**Task to complete**
Go through the listing and copy each line with the string "text".

**Task data**

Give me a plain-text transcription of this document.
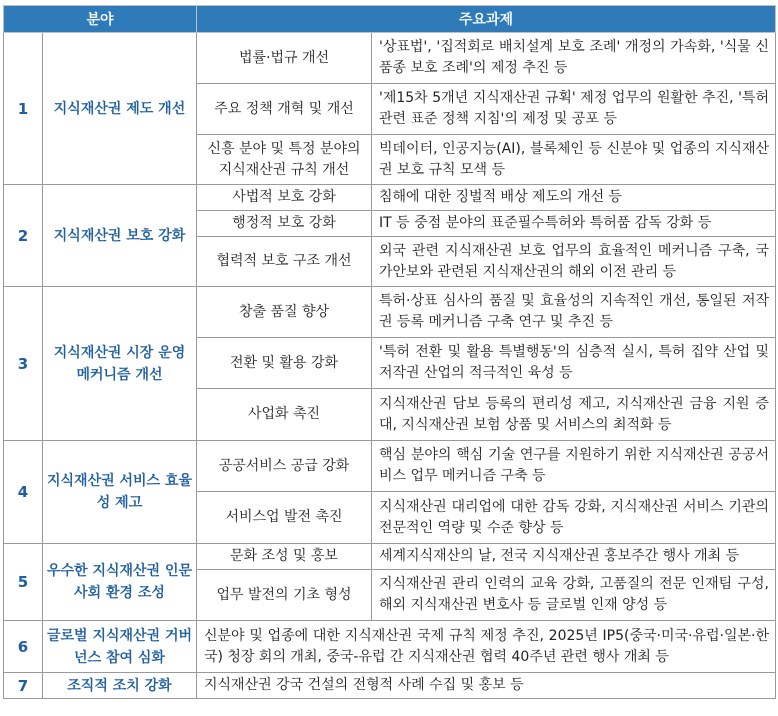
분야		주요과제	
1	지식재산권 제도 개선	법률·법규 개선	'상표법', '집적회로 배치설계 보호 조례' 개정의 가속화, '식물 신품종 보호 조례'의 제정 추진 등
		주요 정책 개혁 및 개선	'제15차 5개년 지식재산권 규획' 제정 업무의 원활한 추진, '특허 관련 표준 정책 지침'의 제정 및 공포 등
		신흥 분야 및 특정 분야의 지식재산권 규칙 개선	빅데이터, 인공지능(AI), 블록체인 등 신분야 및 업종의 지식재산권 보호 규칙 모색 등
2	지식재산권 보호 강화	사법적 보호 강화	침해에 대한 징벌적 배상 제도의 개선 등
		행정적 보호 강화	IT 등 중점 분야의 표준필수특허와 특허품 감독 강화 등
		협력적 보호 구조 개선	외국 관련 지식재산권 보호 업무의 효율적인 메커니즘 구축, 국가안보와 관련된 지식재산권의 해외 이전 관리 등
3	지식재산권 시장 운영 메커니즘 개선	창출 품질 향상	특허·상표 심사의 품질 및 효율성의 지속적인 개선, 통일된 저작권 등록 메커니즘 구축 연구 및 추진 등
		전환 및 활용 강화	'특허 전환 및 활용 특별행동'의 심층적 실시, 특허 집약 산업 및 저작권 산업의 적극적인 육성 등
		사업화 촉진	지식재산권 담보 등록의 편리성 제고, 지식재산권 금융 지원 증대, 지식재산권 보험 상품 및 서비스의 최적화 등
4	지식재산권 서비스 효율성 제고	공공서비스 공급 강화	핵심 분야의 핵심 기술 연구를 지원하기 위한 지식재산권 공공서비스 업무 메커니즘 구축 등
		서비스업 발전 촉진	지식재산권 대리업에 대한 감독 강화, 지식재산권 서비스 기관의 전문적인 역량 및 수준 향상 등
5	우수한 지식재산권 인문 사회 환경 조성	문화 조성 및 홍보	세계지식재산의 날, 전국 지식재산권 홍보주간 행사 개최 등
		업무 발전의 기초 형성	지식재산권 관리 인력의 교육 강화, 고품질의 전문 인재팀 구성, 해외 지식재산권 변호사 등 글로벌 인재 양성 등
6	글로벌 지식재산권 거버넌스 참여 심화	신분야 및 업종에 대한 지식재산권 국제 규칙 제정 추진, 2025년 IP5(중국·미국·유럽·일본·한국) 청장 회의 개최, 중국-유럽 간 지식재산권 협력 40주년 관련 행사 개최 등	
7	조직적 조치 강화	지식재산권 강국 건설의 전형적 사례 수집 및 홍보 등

...

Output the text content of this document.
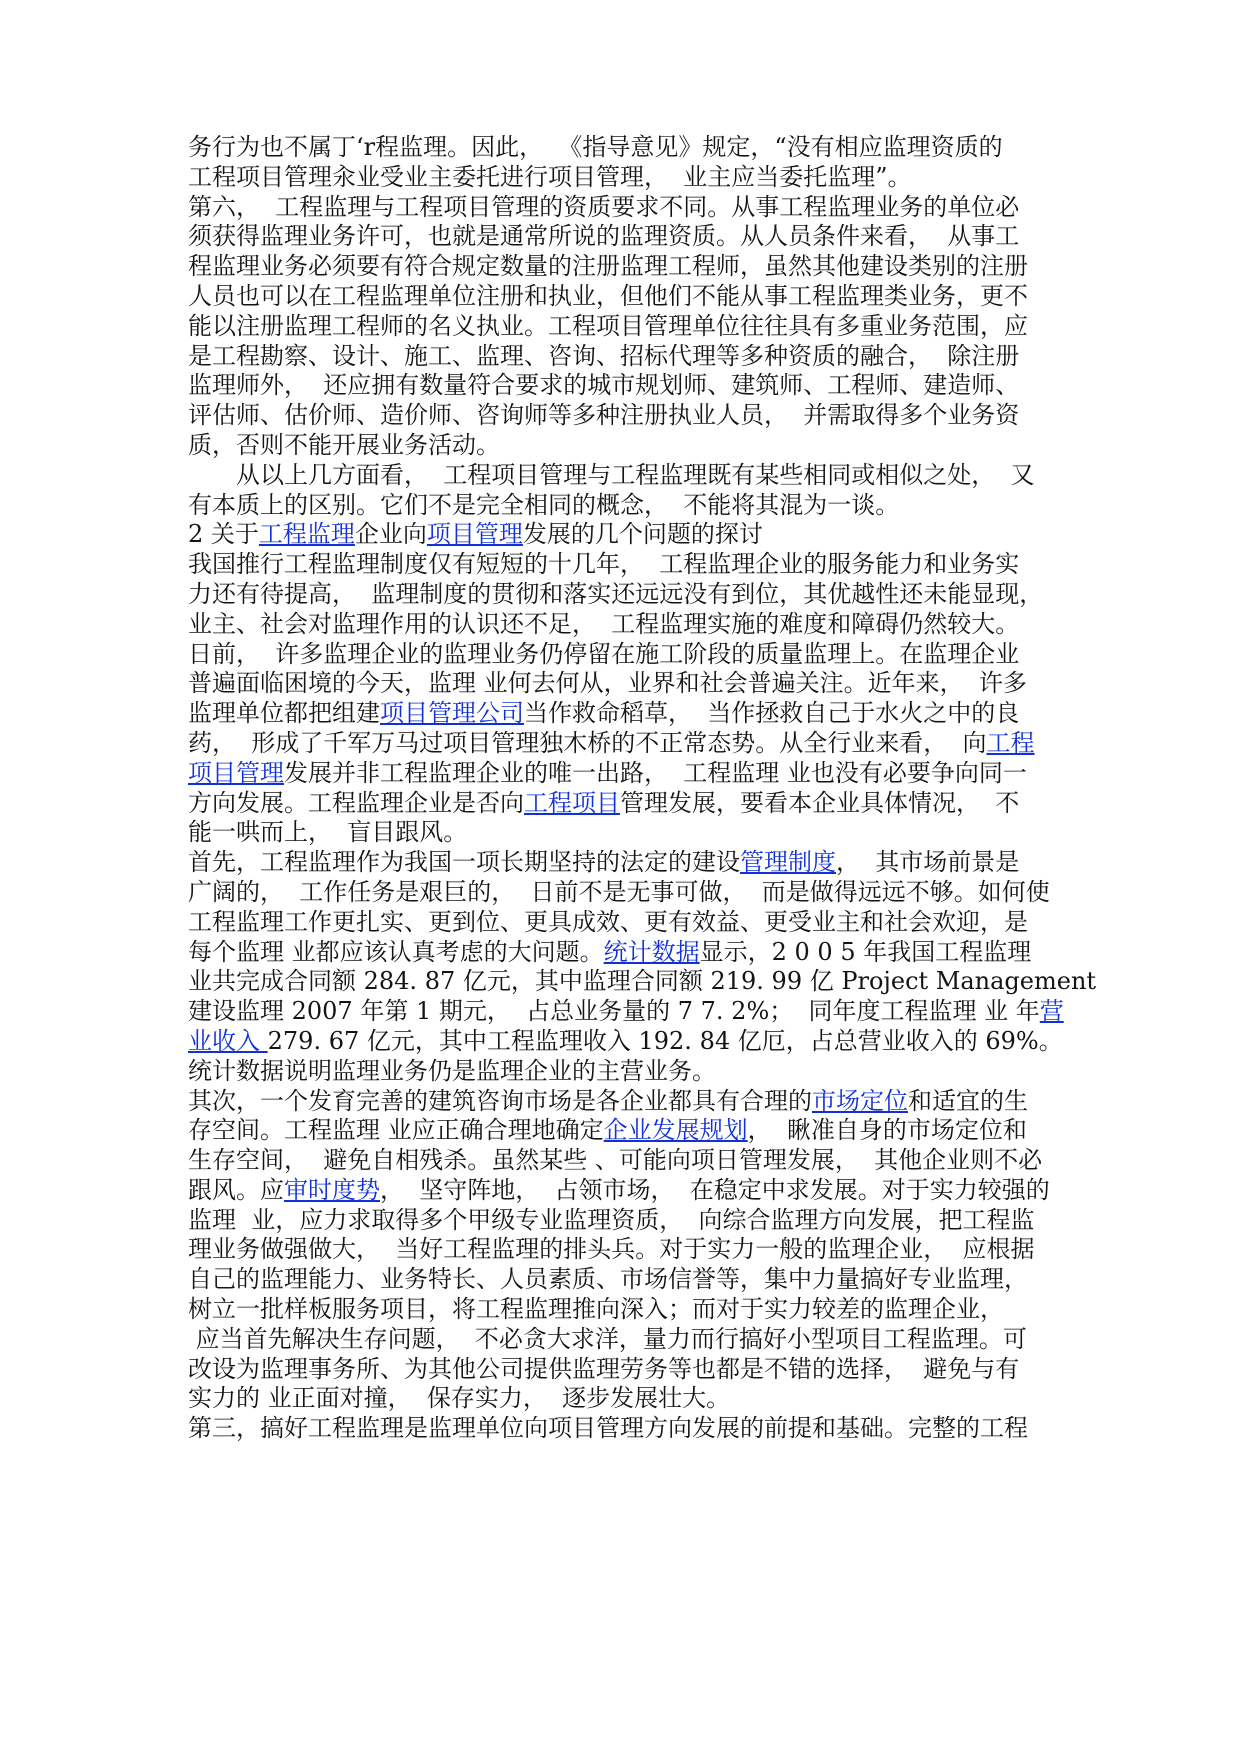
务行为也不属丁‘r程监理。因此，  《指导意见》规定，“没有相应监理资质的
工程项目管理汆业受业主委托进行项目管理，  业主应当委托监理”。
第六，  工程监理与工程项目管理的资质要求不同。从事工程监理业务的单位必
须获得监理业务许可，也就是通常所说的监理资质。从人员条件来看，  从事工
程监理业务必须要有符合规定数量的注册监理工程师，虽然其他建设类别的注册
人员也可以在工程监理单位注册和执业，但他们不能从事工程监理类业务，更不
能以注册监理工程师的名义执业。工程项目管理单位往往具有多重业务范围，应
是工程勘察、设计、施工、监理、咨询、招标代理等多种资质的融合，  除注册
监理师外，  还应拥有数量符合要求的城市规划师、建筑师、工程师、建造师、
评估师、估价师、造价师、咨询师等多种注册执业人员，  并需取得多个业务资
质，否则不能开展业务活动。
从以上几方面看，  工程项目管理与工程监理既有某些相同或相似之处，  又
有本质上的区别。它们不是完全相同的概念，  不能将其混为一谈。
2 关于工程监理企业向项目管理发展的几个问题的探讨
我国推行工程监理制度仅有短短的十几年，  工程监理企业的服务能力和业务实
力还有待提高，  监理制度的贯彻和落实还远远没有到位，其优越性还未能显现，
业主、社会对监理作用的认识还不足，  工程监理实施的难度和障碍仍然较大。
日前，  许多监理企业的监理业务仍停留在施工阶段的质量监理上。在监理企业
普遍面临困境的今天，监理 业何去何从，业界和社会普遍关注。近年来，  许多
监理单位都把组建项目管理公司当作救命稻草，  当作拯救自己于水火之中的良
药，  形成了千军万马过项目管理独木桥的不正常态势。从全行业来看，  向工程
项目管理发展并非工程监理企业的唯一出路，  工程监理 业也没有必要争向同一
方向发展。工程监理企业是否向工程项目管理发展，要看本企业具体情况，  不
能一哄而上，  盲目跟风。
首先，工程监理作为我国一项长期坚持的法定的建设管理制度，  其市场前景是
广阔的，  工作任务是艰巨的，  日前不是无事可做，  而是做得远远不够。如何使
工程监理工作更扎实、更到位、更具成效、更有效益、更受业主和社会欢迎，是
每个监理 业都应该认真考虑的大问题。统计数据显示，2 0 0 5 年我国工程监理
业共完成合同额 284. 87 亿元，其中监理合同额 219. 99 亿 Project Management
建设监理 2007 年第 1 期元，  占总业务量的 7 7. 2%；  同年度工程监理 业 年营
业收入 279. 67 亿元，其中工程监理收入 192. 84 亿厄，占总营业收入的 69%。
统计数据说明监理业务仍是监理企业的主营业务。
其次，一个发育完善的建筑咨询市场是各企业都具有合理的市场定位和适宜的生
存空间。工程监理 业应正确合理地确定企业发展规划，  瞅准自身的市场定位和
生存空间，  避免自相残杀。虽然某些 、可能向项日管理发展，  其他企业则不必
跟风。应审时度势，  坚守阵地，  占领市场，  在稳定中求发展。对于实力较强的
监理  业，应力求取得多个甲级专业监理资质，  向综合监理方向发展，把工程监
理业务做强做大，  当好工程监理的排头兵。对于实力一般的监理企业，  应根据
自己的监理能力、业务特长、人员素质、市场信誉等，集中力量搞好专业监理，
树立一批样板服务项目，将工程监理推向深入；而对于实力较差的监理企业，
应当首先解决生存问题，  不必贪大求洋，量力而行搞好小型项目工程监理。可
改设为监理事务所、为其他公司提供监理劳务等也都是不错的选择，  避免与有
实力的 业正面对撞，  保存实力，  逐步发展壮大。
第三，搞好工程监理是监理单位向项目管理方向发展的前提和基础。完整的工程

**Exercise output**
Give me a plain-text transcription of this document.
Output the text content of this document.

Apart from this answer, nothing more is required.